The task. Give the entries again, word for word.

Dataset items

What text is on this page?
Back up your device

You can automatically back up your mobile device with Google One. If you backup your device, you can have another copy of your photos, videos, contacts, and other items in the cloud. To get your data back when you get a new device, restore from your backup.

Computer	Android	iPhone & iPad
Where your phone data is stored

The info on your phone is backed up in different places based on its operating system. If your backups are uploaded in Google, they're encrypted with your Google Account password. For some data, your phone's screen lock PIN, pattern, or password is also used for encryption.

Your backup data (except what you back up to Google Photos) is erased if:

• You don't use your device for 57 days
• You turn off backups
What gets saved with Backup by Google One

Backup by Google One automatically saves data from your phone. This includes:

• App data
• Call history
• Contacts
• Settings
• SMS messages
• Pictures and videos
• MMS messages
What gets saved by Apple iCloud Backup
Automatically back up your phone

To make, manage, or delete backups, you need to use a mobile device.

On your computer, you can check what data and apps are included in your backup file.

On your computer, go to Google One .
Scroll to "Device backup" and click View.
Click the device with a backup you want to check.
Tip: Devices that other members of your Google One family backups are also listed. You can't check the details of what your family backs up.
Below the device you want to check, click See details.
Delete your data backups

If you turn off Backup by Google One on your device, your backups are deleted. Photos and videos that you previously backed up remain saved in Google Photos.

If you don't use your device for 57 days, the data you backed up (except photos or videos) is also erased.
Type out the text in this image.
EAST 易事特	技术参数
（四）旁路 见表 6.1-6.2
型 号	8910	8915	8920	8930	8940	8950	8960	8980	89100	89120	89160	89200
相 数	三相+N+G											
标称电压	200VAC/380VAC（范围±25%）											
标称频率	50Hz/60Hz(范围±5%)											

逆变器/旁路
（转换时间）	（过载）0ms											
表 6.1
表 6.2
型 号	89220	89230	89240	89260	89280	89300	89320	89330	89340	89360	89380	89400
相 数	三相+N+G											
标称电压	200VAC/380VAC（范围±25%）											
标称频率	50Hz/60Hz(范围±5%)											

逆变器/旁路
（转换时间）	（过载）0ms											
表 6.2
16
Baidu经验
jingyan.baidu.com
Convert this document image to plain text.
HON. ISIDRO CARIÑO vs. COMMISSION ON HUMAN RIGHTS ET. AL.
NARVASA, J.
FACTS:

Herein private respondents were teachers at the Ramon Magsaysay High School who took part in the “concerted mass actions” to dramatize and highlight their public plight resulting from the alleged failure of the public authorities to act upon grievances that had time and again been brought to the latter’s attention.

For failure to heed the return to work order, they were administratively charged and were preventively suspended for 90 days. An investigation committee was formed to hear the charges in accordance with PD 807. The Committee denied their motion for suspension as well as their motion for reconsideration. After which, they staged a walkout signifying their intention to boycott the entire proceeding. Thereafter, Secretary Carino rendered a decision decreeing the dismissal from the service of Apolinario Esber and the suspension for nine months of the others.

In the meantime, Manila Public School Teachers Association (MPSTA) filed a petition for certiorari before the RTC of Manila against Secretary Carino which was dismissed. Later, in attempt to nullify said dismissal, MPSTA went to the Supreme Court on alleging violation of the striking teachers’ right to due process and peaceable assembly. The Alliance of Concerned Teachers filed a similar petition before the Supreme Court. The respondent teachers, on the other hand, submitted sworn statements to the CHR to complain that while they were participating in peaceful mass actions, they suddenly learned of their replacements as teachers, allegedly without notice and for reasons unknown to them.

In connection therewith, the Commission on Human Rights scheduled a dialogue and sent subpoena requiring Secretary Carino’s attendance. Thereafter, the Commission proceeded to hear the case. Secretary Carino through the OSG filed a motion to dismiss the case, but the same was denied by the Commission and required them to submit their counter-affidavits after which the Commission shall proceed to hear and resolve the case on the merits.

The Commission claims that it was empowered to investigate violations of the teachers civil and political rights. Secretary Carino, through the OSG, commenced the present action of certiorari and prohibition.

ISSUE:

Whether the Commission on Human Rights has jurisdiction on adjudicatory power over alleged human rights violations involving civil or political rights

Result.
What text is on this page?
Back up your device

You can automatically back up your mobile device with Google One. If you backup your device, you can have another copy of your photos, videos, contacts, and other items in the cloud. To get your data back when you get a new device, restore from your backup.

Computer	Android	iPhone & iPad
Where your phone data is stored

The info on your phone is backed up in different places based on its operating system. If your backups are uploaded in Google, they're encrypted with your Google Account password. For some data, your phone's screen lock PIN, pattern, or password is also used for encryption.

Your backup data (except what you back up to Google Photos) is erased if:

• You don't use your device for 57 days
• You turn off backups
What gets saved with Backup by Google One

Backup by Google One automatically saves data from your phone. This includes:

• App data
• Call history
• Contacts
• Settings
• SMS messages
• Pictures and videos
• MMS messages
What gets saved by Apple iCloud Backup
Automatically back up your phone

To make, manage, or delete backups, you need to use a mobile device.

On your computer, you can check what data and apps are included in your backup file.

On your computer, go to Google One .
Scroll to "Device backup" and click View.
Click the device with a backup you want to check.
Tip: Devices that other members of your Google One family backups are also listed. You can't check the details of what your family backs up.
Below the device you want to check, click See details.
Delete your data backups

If you turn off Backup by Google One on your device, your backups are deleted. Photos and videos that you previously backed up remain saved in Google Photos.

If you don't use your device for 57 days, the data you backed up (except photos or videos) is also erased.
Type out the text in this image.
EAST 易事特	技术参数
（四）旁路 见表 6.1-6.2
型 号	8910	8915	8920	8930	8940	8950	8960	8980	89100	89120	89160	89200
相 数	三相+N+G											
标称电压	200VAC/380VAC（范围±25%）											
标称频率	50Hz/60Hz(范围±5%)											

逆变器/旁路
（转换时间）	（过载）0ms											
表 6.1
表 6.2
型 号	89220	89230	89240	89260	89280	89300	89320	89330	89340	89360	89380	89400
相 数	三相+N+G											
标称电压	200VAC/380VAC（范围±25%）											
标称频率	50Hz/60Hz(范围±5%)											

逆变器/旁路
（转换时间）	（过载）0ms											
表 6.2
16
Baidu经验
jingyan.baidu.com
Convert this document image to plain text.
HON. ISIDRO CARIÑO vs. COMMISSION ON HUMAN RIGHTS ET. AL.
NARVASA, J.
FACTS:

Herein private respondents were teachers at the Ramon Magsaysay High School who took part in the “concerted mass actions” to dramatize and highlight their public plight resulting from the alleged failure of the public authorities to act upon grievances that had time and again been brought to the latter’s attention.

For failure to heed the return to work order, they were administratively charged and were preventively suspended for 90 days. An investigation committee was formed to hear the charges in accordance with PD 807. The Committee denied their motion for suspension as well as their motion for reconsideration. After which, they staged a walkout signifying their intention to boycott the entire proceeding. Thereafter, Secretary Carino rendered a decision decreeing the dismissal from the service of Apolinario Esber and the suspension for nine months of the others.

In the meantime, Manila Public School Teachers Association (MPSTA) filed a petition for certiorari before the RTC of Manila against Secretary Carino which was dismissed. Later, in attempt to nullify said dismissal, MPSTA went to the Supreme Court on alleging violation of the striking teachers’ right to due process and peaceable assembly. The Alliance of Concerned Teachers filed a similar petition before the Supreme Court. The respondent teachers, on the other hand, submitted sworn statements to the CHR to complain that while they were participating in peaceful mass actions, they suddenly learned of their replacements as teachers, allegedly without notice and for reasons unknown to them.

In connection therewith, the Commission on Human Rights scheduled a dialogue and sent subpoena requiring Secretary Carino’s attendance. Thereafter, the Commission proceeded to hear the case. Secretary Carino through the OSG filed a motion to dismiss the case, but the same was denied by the Commission and required them to submit their counter-affidavits after which the Commission shall proceed to hear and resolve the case on the merits.

The Commission claims that it was empowered to investigate violations of the teachers civil and political rights. Secretary Carino, through the OSG, commenced the present action of certiorari and prohibition.

ISSUE:

Whether the Commission on Human Rights has jurisdiction on adjudicatory power over alleged human rights violations involving civil or political rights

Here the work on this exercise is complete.